**EXERCISE BRIEF**
What follows is a listing to be transcribed exactly.

**DATA IN THIS EXERCISE**
--*--

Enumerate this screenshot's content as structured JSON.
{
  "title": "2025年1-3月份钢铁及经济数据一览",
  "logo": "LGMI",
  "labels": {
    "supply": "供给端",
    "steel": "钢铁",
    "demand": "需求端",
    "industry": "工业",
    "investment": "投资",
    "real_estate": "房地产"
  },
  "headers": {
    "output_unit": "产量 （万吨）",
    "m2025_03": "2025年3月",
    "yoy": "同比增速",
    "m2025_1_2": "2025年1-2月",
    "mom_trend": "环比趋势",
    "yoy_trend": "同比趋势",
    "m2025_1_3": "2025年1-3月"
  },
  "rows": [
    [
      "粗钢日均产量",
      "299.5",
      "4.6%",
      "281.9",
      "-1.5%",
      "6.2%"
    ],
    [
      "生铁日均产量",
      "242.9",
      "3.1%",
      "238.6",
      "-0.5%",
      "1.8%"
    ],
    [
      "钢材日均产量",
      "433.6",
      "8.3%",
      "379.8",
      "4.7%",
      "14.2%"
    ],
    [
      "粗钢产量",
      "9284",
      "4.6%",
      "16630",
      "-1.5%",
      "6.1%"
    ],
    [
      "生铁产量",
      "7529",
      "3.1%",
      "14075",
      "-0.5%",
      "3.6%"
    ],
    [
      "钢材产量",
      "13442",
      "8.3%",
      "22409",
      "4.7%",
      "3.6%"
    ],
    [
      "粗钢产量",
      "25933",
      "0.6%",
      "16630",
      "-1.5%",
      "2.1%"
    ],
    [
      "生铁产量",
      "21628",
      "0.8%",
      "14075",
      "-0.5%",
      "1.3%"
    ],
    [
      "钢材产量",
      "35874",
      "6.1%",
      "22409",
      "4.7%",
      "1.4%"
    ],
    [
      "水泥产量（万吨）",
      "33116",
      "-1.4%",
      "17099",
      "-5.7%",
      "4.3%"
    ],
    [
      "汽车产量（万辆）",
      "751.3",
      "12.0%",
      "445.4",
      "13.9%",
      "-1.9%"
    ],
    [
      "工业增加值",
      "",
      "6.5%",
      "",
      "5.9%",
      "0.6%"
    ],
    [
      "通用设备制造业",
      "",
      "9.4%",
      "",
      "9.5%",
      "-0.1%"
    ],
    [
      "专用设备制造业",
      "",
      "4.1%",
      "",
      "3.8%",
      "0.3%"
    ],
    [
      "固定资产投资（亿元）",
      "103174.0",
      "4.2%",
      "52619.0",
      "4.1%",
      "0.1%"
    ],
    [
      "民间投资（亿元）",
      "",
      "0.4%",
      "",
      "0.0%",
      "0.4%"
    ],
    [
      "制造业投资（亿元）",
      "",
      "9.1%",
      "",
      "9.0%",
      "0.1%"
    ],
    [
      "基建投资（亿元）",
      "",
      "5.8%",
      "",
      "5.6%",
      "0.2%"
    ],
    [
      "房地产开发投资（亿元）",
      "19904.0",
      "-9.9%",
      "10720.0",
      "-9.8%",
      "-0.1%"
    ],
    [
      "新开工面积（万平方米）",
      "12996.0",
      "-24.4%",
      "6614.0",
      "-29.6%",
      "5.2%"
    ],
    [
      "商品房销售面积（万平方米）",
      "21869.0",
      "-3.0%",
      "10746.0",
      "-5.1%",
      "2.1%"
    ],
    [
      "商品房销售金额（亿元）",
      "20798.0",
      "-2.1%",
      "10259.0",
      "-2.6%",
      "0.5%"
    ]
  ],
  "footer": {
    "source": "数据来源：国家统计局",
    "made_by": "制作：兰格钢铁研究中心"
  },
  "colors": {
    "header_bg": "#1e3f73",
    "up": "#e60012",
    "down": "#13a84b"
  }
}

--*--

**WRITTEN RESPONSE**
Enumerate this screenshot's content as structured JSON.
{
  "title": "2025年1-3月份钢铁及经济数据一览",
  "logo": "LGMI",
  "labels": {
    "supply": "供给端",
    "steel": "钢铁",
    "demand": "需求端",
    "industry": "工业",
    "investment": "投资",
    "real_estate": "房地产"
  },
  "headers": {
    "output_unit": "产量 （万吨）",
    "m2025_03": "2025年3月",
    "yoy": "同比增速",
    "m2025_1_2": "2025年1-2月",
    "mom_trend": "环比趋势",
    "yoy_trend": "同比趋势",
    "m2025_1_3": "2025年1-3月"
  },
  "rows": [
    [
      "粗钢日均产量",
      "299.5",
      "4.6%",
      "281.9",
      "-1.5%",
      "6.2%"
    ],
    [
      "生铁日均产量",
      "242.9",
      "3.1%",
      "238.6",
      "-0.5%",
      "1.8%"
    ],
    [
      "钢材日均产量",
      "433.6",
      "8.3%",
      "379.8",
      "4.7%",
      "14.2%"
    ],
    [
      "粗钢产量",
      "9284",
      "4.6%",
      "16630",
      "-1.5%",
      "6.1%"
    ],
    [
      "生铁产量",
      "7529",
      "3.1%",
      "14075",
      "-0.5%",
      "3.6%"
    ],
    [
      "钢材产量",
      "13442",
      "8.3%",
      "22409",
      "4.7%",
      "3.6%"
    ],
    [
      "粗钢产量",
      "25933",
      "0.6%",
      "16630",
      "-1.5%",
      "2.1%"
    ],
    [
      "生铁产量",
      "21628",
      "0.8%",
      "14075",
      "-0.5%",
      "1.3%"
    ],
    [
      "钢材产量",
      "35874",
      "6.1%",
      "22409",
      "4.7%",
      "1.4%"
    ],
    [
      "水泥产量（万吨）",
      "33116",
      "-1.4%",
      "17099",
      "-5.7%",
      "4.3%"
    ],
    [
      "汽车产量（万辆）",
      "751.3",
      "12.0%",
      "445.4",
      "13.9%",
      "-1.9%"
    ],
    [
      "工业增加值",
      "",
      "6.5%",
      "",
      "5.9%",
      "0.6%"
    ],
    [
      "通用设备制造业",
      "",
      "9.4%",
      "",
      "9.5%",
      "-0.1%"
    ],
    [
      "专用设备制造业",
      "",
      "4.1%",
      "",
      "3.8%",
      "0.3%"
    ],
    [
      "固定资产投资（亿元）",
      "103174.0",
      "4.2%",
      "52619.0",
      "4.1%",
      "0.1%"
    ],
    [
      "民间投资（亿元）",
      "",
      "0.4%",
      "",
      "0.0%",
      "0.4%"
    ],
    [
      "制造业投资（亿元）",
      "",
      "9.1%",
      "",
      "9.0%",
      "0.1%"
    ],
    [
      "基建投资（亿元）",
      "",
      "5.8%",
      "",
      "5.6%",
      "0.2%"
    ],
    [
      "房地产开发投资（亿元）",
      "19904.0",
      "-9.9%",
      "10720.0",
      "-9.8%",
      "-0.1%"
    ],
    [
      "新开工面积（万平方米）",
      "12996.0",
      "-24.4%",
      "6614.0",
      "-29.6%",
      "5.2%"
    ],
    [
      "商品房销售面积（万平方米）",
      "21869.0",
      "-3.0%",
      "10746.0",
      "-5.1%",
      "2.1%"
    ],
    [
      "商品房销售金额（亿元）",
      "20798.0",
      "-2.1%",
      "10259.0",
      "-2.6%",
      "0.5%"
    ]
  ],
  "footer": {
    "source": "数据来源：国家统计局",
    "made_by": "制作：兰格钢铁研究中心"
  },
  "colors": {
    "header_bg": "#1e3f73",
    "up": "#e60012",
    "down": "#13a84b"
  }
}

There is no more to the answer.